Records from a data collection -

····················

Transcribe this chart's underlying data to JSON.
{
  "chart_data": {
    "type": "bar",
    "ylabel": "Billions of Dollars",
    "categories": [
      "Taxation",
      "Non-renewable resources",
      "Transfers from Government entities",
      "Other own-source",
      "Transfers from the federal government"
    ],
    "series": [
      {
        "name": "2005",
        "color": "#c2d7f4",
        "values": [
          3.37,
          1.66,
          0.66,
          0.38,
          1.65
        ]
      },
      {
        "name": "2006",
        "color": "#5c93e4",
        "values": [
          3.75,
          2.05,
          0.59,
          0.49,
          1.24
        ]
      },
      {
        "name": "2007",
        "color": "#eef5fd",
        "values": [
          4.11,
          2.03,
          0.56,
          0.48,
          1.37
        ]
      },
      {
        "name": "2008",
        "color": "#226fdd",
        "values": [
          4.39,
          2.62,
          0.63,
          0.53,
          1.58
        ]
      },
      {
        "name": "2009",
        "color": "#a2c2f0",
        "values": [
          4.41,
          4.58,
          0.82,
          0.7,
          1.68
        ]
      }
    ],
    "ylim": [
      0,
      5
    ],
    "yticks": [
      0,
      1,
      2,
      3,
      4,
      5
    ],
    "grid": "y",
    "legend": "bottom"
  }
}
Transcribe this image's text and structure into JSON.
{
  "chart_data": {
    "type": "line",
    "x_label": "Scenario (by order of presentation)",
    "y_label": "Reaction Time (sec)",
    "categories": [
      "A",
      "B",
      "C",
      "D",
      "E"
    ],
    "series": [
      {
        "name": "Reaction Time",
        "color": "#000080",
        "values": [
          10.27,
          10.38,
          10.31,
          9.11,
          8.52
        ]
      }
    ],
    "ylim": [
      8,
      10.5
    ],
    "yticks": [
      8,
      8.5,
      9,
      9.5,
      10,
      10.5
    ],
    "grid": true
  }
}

····················

YOUR INSTRUCTIONS - Set down the entries verbatim, leaving none out.

CORRECT OUTPUT -
Transcribe this chart's underlying data to JSON.
{
  "chart_data": {
    "type": "bar",
    "ylabel": "Billions of Dollars",
    "categories": [
      "Taxation",
      "Non-renewable resources",
      "Transfers from Government entities",
      "Other own-source",
      "Transfers from the federal government"
    ],
    "series": [
      {
        "name": "2005",
        "color": "#c2d7f4",
        "values": [
          3.37,
          1.66,
          0.66,
          0.38,
          1.65
        ]
      },
      {
        "name": "2006",
        "color": "#5c93e4",
        "values": [
          3.75,
          2.05,
          0.59,
          0.49,
          1.24
        ]
      },
      {
        "name": "2007",
        "color": "#eef5fd",
        "values": [
          4.11,
          2.03,
          0.56,
          0.48,
          1.37
        ]
      },
      {
        "name": "2008",
        "color": "#226fdd",
        "values": [
          4.39,
          2.62,
          0.63,
          0.53,
          1.58
        ]
      },
      {
        "name": "2009",
        "color": "#a2c2f0",
        "values": [
          4.41,
          4.58,
          0.82,
          0.7,
          1.68
        ]
      }
    ],
    "ylim": [
      0,
      5
    ],
    "yticks": [
      0,
      1,
      2,
      3,
      4,
      5
    ],
    "grid": "y",
    "legend": "bottom"
  }
}
Transcribe this image's text and structure into JSON.
{
  "chart_data": {
    "type": "line",
    "x_label": "Scenario (by order of presentation)",
    "y_label": "Reaction Time (sec)",
    "categories": [
      "A",
      "B",
      "C",
      "D",
      "E"
    ],
    "series": [
      {
        "name": "Reaction Time",
        "color": "#000080",
        "values": [
          10.27,
          10.38,
          10.31,
          9.11,
          8.52
        ]
      }
    ],
    "ylim": [
      8,
      10.5
    ],
    "yticks": [
      8,
      8.5,
      9,
      9.5,
      10,
      10.5
    ],
    "grid": true
  }
}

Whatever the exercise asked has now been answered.